= PROMPT =
Using the data below, copy every line that contains the word "content".

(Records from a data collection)

..........

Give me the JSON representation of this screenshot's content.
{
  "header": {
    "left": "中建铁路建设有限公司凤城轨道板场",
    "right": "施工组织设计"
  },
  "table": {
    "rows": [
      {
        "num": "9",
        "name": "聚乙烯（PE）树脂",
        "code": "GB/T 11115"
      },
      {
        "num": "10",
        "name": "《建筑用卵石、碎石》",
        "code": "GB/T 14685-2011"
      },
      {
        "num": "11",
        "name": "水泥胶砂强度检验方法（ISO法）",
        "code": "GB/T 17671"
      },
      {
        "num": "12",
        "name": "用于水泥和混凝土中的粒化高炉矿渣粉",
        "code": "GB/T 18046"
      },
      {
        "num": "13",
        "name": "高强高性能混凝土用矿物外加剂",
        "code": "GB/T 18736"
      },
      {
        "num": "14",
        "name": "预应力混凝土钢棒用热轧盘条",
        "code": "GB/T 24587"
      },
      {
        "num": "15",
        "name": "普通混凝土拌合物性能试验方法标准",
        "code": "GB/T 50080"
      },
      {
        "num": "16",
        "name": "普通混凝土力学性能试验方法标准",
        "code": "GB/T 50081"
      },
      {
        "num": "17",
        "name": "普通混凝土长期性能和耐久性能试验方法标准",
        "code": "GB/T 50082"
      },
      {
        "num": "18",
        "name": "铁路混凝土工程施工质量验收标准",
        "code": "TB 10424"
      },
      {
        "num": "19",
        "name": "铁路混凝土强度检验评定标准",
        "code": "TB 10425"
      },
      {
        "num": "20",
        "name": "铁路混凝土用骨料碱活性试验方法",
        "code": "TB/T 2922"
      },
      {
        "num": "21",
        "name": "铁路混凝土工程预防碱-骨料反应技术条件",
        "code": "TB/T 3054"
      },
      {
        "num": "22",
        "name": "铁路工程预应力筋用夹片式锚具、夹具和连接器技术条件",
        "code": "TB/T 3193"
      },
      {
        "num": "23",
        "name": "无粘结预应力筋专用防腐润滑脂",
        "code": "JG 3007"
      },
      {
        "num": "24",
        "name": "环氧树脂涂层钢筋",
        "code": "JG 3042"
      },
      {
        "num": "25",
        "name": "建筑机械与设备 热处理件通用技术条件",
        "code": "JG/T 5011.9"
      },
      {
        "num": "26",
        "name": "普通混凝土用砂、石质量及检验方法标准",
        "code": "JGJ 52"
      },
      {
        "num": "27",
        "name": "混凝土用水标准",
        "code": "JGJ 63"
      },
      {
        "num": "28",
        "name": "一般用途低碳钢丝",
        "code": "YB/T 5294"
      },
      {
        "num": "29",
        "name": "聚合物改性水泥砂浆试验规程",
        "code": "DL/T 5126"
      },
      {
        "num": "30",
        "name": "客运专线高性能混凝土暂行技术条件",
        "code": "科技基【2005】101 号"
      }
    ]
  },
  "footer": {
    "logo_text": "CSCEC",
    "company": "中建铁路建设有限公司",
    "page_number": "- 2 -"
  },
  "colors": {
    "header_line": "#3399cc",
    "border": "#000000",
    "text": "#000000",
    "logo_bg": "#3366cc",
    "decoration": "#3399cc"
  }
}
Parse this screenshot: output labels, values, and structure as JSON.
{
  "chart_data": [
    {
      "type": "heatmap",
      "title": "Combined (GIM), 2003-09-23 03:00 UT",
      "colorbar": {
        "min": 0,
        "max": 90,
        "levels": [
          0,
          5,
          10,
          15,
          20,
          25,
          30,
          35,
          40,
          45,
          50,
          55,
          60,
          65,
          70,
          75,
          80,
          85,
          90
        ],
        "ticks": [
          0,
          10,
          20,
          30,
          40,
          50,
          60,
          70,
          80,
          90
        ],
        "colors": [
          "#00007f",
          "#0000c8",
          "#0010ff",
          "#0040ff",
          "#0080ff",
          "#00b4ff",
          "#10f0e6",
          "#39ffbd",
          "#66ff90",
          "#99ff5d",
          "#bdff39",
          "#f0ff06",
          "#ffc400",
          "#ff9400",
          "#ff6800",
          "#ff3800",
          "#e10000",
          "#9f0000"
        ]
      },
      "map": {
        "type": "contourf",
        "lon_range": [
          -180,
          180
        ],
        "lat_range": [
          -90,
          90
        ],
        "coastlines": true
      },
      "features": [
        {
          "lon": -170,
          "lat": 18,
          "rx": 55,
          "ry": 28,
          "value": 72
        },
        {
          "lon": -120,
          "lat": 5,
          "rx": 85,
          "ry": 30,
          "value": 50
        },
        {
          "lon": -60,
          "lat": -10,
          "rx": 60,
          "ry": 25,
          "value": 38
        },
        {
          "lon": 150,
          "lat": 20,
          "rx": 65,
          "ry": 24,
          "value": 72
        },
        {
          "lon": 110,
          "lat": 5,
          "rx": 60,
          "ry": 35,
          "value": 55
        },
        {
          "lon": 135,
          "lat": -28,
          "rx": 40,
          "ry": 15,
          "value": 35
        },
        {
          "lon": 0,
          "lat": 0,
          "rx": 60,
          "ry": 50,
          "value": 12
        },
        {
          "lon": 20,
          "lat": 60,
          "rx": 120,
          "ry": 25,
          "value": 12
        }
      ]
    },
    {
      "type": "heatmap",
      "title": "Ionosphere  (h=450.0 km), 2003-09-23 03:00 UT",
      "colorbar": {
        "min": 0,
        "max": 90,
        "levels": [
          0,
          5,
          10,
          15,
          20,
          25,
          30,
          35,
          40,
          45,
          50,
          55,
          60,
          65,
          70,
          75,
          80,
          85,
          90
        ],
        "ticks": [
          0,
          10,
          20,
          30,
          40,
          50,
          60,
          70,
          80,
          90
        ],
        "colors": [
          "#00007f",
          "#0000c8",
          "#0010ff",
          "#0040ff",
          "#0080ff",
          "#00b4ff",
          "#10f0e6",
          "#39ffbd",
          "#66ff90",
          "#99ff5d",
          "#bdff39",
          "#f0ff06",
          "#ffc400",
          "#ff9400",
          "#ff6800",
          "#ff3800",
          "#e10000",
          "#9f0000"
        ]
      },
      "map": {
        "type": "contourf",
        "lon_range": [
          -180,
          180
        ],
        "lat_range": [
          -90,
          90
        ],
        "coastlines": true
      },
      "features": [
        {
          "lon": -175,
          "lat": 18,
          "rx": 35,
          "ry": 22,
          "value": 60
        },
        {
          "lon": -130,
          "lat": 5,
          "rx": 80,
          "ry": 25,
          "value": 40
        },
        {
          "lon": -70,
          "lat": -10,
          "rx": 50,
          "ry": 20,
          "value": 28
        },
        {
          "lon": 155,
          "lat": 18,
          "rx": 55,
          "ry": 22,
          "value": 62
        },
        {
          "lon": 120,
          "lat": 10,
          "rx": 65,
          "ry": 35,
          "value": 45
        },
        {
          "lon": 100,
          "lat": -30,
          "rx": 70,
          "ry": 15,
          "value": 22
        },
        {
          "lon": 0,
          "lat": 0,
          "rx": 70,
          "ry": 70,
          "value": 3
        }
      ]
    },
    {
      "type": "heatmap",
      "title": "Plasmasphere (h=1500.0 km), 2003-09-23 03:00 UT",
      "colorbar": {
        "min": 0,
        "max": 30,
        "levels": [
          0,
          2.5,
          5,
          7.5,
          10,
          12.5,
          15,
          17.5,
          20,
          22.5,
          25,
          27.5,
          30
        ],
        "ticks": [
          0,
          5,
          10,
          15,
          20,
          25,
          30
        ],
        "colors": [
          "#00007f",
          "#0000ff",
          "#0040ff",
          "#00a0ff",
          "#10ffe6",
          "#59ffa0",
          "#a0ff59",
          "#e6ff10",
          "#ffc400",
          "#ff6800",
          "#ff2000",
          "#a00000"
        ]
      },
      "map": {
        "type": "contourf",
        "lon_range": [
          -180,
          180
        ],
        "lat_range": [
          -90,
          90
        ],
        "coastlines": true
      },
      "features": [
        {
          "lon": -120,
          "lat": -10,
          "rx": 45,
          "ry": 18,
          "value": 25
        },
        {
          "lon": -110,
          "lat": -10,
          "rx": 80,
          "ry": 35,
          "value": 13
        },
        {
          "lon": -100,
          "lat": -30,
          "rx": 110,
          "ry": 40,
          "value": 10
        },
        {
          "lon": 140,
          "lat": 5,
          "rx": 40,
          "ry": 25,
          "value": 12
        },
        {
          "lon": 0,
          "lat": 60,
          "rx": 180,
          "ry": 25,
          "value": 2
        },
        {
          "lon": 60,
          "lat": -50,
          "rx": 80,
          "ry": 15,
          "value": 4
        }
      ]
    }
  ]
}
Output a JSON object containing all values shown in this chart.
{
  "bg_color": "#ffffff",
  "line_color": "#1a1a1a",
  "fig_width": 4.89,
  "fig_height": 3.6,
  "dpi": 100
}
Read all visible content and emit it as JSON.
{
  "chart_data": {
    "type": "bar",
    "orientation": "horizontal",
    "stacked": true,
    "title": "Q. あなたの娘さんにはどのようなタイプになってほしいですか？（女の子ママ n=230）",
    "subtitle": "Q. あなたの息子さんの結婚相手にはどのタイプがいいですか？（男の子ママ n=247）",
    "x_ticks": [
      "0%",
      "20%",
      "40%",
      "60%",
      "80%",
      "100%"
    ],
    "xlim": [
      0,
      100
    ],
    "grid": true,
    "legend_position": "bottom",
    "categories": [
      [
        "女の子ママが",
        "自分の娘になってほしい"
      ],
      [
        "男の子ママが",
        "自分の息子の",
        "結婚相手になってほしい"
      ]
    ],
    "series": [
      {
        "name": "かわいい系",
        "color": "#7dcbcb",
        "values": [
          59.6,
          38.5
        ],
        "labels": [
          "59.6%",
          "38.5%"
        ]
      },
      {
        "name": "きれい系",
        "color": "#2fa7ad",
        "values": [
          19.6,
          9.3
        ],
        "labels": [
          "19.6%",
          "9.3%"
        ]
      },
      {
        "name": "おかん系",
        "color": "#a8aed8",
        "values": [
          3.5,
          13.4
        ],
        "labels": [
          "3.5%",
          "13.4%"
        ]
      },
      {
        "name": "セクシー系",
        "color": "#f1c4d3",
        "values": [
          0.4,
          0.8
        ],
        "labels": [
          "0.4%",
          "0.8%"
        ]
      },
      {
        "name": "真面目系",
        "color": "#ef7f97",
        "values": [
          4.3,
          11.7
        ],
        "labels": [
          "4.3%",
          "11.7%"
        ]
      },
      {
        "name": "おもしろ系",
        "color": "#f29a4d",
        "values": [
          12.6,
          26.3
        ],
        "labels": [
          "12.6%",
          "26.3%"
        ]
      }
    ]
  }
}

..........

= THE SOLUTION =
Give me the JSON representation of this screenshot's content.
Read all visible content and emit it as JSON.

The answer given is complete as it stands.